*PROBLEM DESCRIPTION*.
In the Mesoblast article, at what price per share will the 60 million shares in the private placement be sold?

*TEXT EXCERPT*.
Troubled Mesoblast secures crucial cash buffer from surprise US backer
Troubled drug developer Mesoblast has been given a financial lifeline analysts expect will give it an 18-month cash buffer after securing a $138 million investment from a surprise US backer.
The ASX-listed $1.45 billion stem cell treatments maker unveiled an unexpected new partner on Tuesday, confirming it had sealed a $US110 million ($138 million) deal with a US investor group led by surgery clinics business, SurgCenter Development.
Mesoblast had been in a trading halt since Friday, when its half-year report showed it was running at a $US48.9 million half-year loss. Its auditor PwC said a private placement and future partnership payments were key to the company continuing as a going concern.
Mesoblast chief executive and major shareholder Silviu Itescu is back in front of potential investors. Credit:Josh Robenstone
The deal will involve a private placement of 60 million shares at $2.30 each, which is a 6.5 per cent discount to the price at the close of trade on Friday. The agreement also involves the issuing of warrants to acquire an additional 15 million shares at $2.88 each.
The SurgCenter deal will push Mesoblast’s cash balance from $US77.5 million to $US187.5 million and Bell Potter analyst Tanushree Jain said the raising was a “net benefit” because it would give Mesoblast about 18 months of cash runway.
“Mesoblast will now need to focus on key regulatory and commercial deliverables across its three lead products over the next 12 months,” Ms Jain said.
However, Mesoblast shares had plunged 5.7 per cent to $2.32 by late afternoon trading. Shares are 57 per cent lower than their highs of $5.50 in September.
SurgCenter partners with surgeons across the US to build day surgery medical centres focused on orthopaedic procedures and joint replacements. The company was started in 1993 and has a vast network of partnerships with surgeons across the country.
According to corporate filings, a portfolio of up to 45 SurgCenter’s surgery sites were sold to NYSE-listed Tenet Health in December 2020 for $US1.1 billion.
Over the past 12 months Mesoblast’s focus has been on respiratory healthcare and its treatment for children experiencing rejection of bone marrow transplants, though it is also working on a treatment for chronic back pain that it hopes will reduce opioid use across the United States.
Mesoblast chief executive Silviu Itescu said the investment from SurgCenter could would help the company bring that treatment to market.

*RECORDED DATA*.
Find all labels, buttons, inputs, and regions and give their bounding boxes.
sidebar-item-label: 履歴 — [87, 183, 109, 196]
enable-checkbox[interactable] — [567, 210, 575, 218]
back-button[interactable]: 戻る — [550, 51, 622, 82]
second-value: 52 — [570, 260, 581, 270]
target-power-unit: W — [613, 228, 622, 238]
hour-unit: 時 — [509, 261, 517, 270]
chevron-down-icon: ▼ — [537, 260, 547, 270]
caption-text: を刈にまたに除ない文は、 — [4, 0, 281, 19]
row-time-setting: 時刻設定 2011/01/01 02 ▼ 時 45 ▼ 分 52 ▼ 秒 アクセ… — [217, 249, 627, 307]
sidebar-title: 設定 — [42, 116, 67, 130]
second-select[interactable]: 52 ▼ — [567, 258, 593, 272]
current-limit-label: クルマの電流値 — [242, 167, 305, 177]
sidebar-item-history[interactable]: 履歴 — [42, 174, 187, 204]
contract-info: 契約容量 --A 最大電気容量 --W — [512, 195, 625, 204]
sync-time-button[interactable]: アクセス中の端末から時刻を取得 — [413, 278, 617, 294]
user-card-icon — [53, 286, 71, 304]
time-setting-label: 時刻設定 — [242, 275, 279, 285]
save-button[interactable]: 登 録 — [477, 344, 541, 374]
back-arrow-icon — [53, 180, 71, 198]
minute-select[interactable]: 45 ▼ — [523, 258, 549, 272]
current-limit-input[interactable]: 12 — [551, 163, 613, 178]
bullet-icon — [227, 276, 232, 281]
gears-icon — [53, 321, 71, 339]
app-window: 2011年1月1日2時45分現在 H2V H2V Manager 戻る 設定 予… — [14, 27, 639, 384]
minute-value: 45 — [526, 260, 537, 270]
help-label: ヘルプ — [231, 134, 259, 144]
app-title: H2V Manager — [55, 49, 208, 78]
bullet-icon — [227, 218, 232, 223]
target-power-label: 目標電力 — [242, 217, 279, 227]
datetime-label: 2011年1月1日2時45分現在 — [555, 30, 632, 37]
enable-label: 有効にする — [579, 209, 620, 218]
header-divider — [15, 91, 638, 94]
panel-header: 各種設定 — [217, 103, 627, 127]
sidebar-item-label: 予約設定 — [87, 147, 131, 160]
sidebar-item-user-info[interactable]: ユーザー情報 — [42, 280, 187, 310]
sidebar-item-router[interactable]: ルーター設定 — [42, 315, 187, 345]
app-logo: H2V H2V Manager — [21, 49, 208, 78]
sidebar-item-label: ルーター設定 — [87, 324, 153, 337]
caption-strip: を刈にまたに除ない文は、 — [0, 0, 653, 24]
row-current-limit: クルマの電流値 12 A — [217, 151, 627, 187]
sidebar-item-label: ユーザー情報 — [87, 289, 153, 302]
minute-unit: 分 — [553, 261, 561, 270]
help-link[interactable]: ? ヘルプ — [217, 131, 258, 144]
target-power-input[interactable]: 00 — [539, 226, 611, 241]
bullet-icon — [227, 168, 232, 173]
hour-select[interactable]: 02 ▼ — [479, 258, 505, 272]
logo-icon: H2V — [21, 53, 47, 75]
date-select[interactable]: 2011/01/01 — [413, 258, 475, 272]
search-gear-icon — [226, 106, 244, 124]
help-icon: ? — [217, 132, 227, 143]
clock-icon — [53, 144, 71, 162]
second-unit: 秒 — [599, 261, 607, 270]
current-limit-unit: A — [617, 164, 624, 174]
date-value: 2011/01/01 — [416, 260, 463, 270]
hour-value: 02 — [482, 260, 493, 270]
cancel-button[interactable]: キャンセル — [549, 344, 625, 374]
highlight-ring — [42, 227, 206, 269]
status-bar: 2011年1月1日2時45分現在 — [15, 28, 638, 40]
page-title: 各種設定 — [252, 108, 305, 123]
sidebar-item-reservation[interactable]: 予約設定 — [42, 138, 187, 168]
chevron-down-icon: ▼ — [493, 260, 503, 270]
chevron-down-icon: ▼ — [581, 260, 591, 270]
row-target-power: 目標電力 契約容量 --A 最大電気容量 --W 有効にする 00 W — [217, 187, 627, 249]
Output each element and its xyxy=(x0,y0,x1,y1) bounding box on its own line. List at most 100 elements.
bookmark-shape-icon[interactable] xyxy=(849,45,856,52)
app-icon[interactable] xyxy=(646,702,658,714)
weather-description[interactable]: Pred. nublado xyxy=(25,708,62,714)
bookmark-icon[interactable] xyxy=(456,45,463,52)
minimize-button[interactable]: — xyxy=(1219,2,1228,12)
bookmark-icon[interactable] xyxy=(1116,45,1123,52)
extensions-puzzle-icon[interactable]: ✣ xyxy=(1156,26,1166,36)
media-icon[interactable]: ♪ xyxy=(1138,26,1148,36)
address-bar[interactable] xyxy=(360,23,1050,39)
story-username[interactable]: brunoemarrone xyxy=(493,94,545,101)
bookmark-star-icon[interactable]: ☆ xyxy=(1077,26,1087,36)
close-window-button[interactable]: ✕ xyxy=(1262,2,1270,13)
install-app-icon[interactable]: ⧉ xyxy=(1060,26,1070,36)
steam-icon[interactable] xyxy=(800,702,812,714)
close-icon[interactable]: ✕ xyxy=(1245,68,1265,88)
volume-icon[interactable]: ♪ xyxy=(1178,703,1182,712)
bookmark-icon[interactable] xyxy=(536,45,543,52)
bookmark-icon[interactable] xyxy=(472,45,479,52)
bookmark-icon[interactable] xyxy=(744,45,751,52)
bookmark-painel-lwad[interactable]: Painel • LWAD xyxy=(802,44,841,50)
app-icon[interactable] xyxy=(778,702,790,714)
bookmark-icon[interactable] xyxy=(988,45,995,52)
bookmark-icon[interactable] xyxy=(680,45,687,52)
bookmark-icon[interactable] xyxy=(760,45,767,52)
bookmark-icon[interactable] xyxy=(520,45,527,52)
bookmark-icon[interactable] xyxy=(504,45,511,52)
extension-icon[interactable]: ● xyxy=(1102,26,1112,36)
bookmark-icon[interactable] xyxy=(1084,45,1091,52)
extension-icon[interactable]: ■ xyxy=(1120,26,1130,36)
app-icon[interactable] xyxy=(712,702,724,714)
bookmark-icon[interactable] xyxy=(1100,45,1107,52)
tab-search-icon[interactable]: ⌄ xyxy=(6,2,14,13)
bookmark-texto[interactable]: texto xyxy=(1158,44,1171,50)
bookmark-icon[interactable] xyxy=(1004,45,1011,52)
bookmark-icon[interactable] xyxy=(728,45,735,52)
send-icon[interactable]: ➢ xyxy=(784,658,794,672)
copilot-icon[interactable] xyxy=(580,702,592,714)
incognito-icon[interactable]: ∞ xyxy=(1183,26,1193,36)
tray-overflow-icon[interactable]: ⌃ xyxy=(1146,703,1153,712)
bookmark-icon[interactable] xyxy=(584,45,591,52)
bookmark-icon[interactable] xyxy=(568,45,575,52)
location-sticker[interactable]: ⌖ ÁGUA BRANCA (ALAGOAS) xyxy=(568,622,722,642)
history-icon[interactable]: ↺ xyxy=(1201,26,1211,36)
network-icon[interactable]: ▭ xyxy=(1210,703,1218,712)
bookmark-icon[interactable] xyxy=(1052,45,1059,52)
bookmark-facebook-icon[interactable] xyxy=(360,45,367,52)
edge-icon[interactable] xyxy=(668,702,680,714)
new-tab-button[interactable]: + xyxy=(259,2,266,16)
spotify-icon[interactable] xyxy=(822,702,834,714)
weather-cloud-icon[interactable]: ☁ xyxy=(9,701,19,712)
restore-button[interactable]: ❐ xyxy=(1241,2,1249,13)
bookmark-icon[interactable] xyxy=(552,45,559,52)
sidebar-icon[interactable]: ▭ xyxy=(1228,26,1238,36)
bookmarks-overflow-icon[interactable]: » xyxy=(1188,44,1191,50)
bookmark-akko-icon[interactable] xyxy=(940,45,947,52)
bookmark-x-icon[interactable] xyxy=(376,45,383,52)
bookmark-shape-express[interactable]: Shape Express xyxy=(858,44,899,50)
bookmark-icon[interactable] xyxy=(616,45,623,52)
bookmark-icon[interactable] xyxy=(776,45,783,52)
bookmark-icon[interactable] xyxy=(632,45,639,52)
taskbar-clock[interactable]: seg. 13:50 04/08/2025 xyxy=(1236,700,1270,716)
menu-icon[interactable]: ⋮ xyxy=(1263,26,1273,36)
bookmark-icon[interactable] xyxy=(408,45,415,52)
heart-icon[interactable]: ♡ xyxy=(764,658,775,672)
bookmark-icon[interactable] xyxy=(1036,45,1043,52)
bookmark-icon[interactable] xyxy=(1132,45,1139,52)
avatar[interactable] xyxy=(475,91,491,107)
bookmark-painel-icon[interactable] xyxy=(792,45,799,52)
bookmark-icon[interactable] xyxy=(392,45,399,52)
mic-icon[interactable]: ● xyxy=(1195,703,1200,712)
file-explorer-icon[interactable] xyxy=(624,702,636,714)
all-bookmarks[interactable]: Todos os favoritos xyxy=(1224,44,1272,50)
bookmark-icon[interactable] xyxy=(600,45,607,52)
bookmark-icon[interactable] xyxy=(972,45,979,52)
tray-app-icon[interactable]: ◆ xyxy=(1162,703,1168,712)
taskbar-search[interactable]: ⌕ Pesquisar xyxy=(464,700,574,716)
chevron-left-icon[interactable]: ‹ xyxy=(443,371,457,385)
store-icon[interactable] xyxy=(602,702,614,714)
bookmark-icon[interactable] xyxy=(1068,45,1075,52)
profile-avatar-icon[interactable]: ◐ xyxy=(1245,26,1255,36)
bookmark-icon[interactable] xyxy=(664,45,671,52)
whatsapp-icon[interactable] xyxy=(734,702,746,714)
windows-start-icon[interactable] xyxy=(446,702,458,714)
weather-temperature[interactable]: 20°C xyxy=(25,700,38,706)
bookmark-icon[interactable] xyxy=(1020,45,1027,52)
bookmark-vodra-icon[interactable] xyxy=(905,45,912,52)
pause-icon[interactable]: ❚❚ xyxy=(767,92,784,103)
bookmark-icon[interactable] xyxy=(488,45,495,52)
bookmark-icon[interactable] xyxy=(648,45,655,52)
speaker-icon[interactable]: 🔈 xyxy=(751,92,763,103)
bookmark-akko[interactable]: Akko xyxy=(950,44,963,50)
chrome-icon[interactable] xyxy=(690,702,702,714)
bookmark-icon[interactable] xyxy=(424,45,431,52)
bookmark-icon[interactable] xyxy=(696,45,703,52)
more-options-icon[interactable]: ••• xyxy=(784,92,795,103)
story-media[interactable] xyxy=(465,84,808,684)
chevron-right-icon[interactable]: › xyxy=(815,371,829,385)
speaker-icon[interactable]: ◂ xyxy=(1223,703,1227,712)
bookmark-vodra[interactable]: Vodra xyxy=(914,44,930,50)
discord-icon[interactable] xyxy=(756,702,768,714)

*ANSWER AREA*.
$2.30 each